**Your task:** Output each entry below as it stands, leaving out every picture.

· · · · · · ·

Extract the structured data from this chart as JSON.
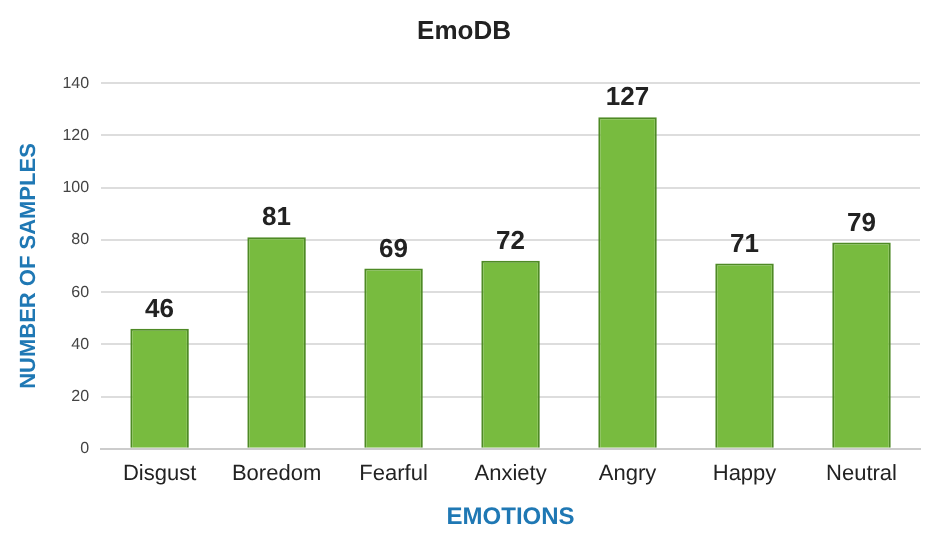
{
  "chart_data": {
    "type": "bar",
    "title": "EmoDB",
    "xlabel": "EMOTIONS",
    "ylabel": "NUMBER OF SAMPLES",
    "categories": [
      "Disgust",
      "Boredom",
      "Fearful",
      "Anxiety",
      "Angry",
      "Happy",
      "Neutral"
    ],
    "values": [
      46,
      81,
      69,
      72,
      127,
      71,
      79
    ],
    "color": "#78bb3f",
    "ylim": [
      0,
      140
    ],
    "yticks": [
      0,
      20,
      40,
      60,
      80,
      100,
      120,
      140
    ],
    "grid": "y",
    "data_labels": true
  }
}
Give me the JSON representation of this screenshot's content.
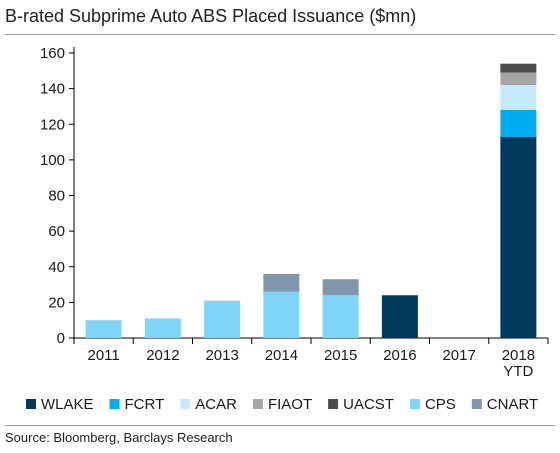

· · · · · · ·

**Solution for this task:**
Extract the structured data from this chart as JSON.
{
  "chart_data": {
    "type": "bar",
    "title": "EmoDB",
    "xlabel": "EMOTIONS",
    "ylabel": "NUMBER OF SAMPLES",
    "categories": [
      "Disgust",
      "Boredom",
      "Fearful",
      "Anxiety",
      "Angry",
      "Happy",
      "Neutral"
    ],
    "values": [
      46,
      81,
      69,
      72,
      127,
      71,
      79
    ],
    "color": "#78bb3f",
    "ylim": [
      0,
      140
    ],
    "yticks": [
      0,
      20,
      40,
      60,
      80,
      100,
      120,
      140
    ],
    "grid": "y",
    "data_labels": true
  }
}
Give me the JSON representation of this screenshot's content.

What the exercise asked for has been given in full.